## Instructions to follow
Wherever "Canada" appears in a line, copy that line.

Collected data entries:
....
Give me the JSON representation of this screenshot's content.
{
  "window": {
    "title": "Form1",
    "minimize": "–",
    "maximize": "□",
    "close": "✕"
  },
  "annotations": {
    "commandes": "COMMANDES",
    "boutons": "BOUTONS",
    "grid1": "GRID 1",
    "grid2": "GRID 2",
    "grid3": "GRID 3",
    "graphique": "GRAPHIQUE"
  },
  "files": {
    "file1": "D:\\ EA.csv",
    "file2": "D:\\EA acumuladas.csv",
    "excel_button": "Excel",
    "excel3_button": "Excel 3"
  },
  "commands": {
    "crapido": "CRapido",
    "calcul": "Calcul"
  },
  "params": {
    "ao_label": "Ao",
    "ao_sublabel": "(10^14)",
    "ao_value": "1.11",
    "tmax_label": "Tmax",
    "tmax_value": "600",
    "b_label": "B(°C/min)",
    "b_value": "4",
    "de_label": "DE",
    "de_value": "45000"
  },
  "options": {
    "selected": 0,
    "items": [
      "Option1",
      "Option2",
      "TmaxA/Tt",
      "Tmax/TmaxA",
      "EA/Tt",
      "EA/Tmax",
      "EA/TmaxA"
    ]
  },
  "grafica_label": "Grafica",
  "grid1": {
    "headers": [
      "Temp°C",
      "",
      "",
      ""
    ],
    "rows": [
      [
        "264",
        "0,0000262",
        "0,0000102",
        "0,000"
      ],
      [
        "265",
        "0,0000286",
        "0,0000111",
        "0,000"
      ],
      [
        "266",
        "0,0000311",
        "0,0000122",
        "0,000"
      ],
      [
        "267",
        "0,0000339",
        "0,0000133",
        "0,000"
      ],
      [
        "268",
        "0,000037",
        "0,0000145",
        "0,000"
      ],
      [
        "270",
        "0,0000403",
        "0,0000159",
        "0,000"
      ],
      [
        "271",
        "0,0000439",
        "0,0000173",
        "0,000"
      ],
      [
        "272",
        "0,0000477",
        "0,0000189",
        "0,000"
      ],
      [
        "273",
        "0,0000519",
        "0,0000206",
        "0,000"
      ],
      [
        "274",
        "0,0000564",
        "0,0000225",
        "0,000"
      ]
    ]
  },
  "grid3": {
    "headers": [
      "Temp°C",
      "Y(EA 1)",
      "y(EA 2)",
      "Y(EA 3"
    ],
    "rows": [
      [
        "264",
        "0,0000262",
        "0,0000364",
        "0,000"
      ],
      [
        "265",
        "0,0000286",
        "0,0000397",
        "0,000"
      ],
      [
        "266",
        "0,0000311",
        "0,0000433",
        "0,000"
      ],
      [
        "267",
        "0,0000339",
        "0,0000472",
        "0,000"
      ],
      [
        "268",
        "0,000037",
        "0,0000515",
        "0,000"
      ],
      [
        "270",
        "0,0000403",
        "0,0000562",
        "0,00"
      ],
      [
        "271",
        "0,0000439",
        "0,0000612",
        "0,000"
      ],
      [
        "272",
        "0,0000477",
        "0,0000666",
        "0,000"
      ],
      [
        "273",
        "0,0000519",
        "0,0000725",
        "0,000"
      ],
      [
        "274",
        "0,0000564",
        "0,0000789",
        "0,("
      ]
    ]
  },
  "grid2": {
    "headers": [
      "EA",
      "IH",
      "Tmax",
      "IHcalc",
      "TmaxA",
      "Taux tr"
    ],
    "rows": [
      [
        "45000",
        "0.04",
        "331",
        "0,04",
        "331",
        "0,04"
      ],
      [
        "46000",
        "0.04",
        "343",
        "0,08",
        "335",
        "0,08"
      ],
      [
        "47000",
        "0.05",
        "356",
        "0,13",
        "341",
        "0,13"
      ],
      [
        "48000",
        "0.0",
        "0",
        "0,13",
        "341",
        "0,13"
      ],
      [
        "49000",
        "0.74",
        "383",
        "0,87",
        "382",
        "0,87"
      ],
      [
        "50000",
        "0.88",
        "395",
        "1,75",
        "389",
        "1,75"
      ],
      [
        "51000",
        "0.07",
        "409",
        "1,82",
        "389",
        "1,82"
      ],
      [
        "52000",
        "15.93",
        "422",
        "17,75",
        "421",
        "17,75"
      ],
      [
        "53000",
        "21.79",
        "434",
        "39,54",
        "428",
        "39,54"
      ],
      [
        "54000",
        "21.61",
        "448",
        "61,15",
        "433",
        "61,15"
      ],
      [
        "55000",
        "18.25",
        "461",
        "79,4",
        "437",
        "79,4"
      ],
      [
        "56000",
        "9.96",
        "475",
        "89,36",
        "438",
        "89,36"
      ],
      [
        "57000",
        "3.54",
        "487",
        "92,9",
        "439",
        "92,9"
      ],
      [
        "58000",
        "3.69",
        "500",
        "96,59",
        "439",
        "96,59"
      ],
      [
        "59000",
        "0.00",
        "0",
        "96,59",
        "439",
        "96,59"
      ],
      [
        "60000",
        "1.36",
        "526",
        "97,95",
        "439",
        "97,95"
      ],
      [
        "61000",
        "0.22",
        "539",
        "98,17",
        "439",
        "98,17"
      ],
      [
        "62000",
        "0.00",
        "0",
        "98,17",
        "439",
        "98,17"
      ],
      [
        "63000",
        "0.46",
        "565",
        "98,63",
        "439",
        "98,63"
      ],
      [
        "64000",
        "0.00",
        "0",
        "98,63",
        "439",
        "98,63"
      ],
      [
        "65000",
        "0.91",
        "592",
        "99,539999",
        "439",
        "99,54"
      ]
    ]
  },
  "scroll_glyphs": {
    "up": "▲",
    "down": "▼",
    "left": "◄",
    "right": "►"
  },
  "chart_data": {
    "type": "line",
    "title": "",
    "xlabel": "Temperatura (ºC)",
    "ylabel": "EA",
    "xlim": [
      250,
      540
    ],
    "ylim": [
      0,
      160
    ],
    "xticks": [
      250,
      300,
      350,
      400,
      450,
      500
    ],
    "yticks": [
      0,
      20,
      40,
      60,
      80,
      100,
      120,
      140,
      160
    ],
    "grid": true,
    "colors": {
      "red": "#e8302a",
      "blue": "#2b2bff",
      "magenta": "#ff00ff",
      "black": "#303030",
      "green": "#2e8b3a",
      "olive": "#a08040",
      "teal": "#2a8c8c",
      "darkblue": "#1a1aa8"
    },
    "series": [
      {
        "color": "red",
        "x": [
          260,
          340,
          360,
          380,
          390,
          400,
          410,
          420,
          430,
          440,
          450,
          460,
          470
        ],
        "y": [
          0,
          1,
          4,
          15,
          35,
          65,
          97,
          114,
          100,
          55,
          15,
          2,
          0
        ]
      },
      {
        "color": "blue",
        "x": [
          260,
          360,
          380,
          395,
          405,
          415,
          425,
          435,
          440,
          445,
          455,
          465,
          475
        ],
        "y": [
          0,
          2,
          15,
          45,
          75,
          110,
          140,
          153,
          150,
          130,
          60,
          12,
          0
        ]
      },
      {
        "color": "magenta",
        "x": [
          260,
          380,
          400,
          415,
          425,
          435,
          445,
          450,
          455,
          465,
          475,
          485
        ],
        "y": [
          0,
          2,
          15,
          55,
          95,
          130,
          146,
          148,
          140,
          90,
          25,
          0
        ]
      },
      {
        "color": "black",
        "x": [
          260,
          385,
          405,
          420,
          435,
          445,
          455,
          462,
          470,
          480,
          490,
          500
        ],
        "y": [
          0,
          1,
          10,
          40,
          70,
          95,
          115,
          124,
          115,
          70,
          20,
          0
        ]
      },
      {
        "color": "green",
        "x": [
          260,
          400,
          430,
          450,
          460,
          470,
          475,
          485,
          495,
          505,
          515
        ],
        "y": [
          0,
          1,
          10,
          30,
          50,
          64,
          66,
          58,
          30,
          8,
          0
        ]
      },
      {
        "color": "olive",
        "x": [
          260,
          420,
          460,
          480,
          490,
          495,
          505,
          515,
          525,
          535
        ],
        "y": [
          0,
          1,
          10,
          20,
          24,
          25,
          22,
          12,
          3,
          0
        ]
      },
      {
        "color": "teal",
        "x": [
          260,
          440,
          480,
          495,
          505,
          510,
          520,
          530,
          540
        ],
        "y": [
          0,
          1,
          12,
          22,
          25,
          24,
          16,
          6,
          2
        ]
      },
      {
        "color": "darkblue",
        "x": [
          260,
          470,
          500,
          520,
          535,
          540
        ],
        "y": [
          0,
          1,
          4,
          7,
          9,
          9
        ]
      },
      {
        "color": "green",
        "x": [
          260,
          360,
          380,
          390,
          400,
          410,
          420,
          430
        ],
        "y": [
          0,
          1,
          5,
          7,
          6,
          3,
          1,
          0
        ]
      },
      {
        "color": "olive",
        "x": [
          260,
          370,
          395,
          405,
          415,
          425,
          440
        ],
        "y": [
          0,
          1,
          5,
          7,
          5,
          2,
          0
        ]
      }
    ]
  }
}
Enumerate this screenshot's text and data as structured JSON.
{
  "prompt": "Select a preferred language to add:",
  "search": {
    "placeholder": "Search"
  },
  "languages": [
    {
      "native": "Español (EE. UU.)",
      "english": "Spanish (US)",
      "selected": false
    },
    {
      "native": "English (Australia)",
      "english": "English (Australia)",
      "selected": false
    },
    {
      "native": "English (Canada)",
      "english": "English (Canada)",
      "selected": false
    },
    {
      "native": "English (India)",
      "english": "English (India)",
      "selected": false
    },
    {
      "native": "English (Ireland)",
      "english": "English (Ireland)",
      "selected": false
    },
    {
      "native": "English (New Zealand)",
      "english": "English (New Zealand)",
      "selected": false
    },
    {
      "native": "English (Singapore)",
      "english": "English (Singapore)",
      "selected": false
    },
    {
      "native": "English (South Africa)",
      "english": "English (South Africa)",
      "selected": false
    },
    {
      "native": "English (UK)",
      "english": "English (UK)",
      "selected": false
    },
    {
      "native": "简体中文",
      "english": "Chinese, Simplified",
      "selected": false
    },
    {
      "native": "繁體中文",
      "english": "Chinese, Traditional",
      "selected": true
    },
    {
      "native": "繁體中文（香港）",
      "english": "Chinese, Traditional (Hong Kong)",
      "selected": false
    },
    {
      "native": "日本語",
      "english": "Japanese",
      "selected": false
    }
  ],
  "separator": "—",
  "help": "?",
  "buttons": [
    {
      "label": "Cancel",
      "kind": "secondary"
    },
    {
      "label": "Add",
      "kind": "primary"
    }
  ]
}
....
## Written reply
      "native": "English (Canada)",
      "english": "English (Canada)",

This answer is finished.